- PROBLEMS TO WORK ON:
1. Please answer these about the Paramount Wurlitzer article:
(a) How much insurance money went toward buying the console?
(b) In which town was the console picked up?
(c) What Opus number does the new console carry?
2. Reproduce word for word the stretch of the Paramount Wurlitzer article from "It took a national" through "the Mighty Wurlitzer.".

- ARTICLE:
116 3rd St SE
Cedar Rapids, Iowa 52401
Rare vintage Wurlitzer finds new home at the Paramount
Diana Nollen
Mar. 12, 2011 6:00 am
CEDAR RAPIDS - When the Paramount Theatre reopens in 2012, the organ pipes will be singing the same old song, which is music to the ears of organ enthusiasts.
The city of Cedar Rapids has purchased the very next console built in the 1920s after the Mighty Wurlitzer, which was destroyed when 8 feet of raging floodwaters tossed it onto the Paramount stage in June 2008.
It took a national search, a stroke of good luck, and $7,500 in insurance funds to buy the instrument from a private collector.
Jeff Weiler of Chicago, who is leading the $300,000 Paramount organ restoration project, picked up the console in Alliance, Ohio, on Wednesday and drove it to Cedar Rapids in a rented panel truck. He and a crew from the Cedar Rapids Area Theatre Organ Society (CRATOS) unloaded it Friday morning into a secure city storage facility, next to the remnants of the Mighty Wurlitzer.
The famed organ company produced its instruments sequentially, and historians later assigned them Opus numbers, Weiler said. The Mighty Wurlitzer was dubbed Opus 1907. The “new” console is Opus 1908.
“Finding any Wurlitzer console is extremely difficult,” he said. “Finding one that was still intact is extremely difficult. Finding the console from the next instrument built is - there must be higher forces at work in doing that, because that is absolutely incredible.
“These materials were created at the same time, in succession, and the artisans that worked on this console were the same artisans that worked on that console within weeks of each other,” he said.
“From the standpoint of a restorer, that's as good as it gets.”

- DATA EXTRACT:
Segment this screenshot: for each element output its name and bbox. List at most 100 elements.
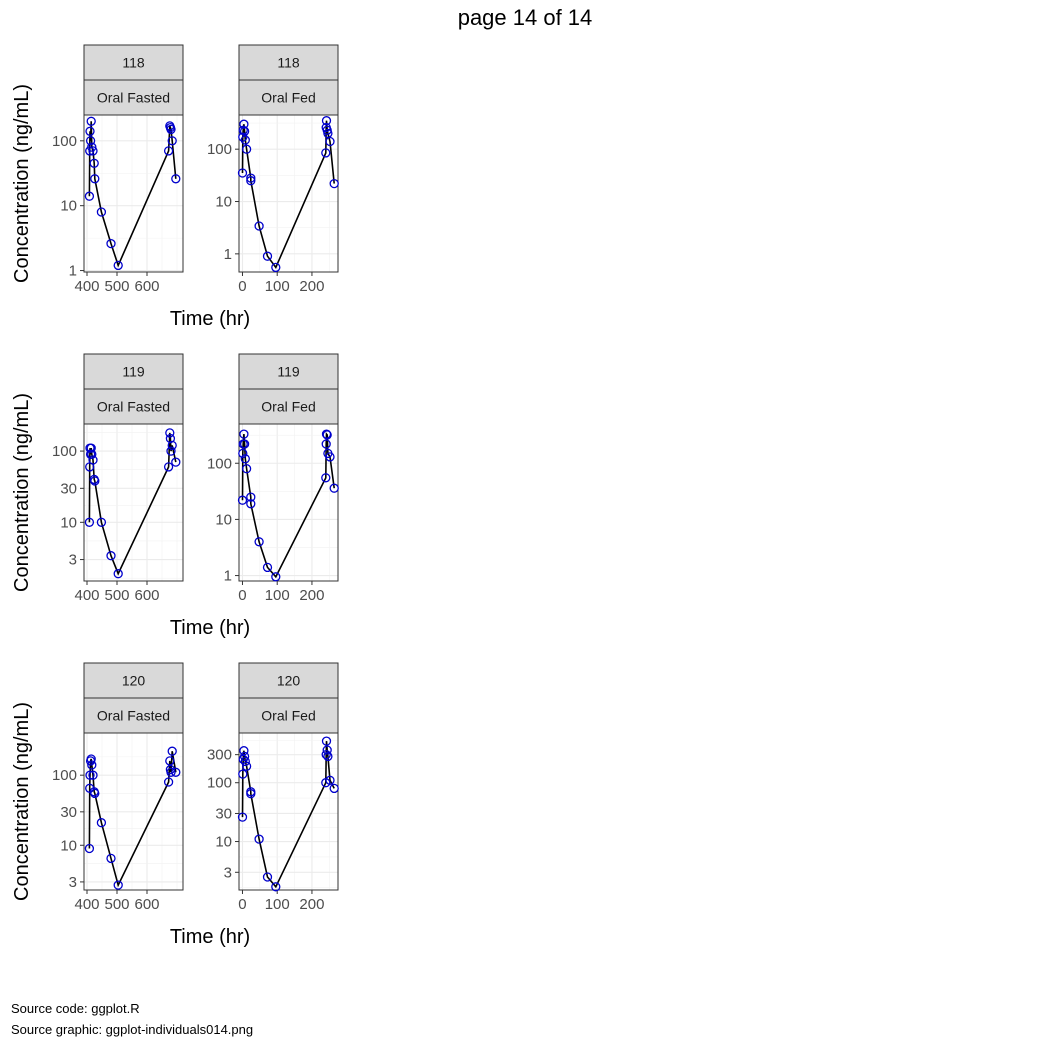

- SOLUTIONS FOR EACH TASK:
1.
(a) $7,500
(b) Alliance, Ohio
(c) Opus 1908

2.
It took a national search, a stroke of good luck, and $7,500 in insurance funds to buy the instrument from a private collector.
Jeff Weiler of Chicago, who is leading the $300,000 Paramount organ restoration project, picked up the console in Alliance, Ohio, on Wednesday and drove it to Cedar Rapids in a rented panel truck. He and a crew from the Cedar Rapids Area Theatre Organ Society (CRATOS) unloaded it Friday morning into a secure city storage facility, next to the remnants of the Mighty Wurlitzer.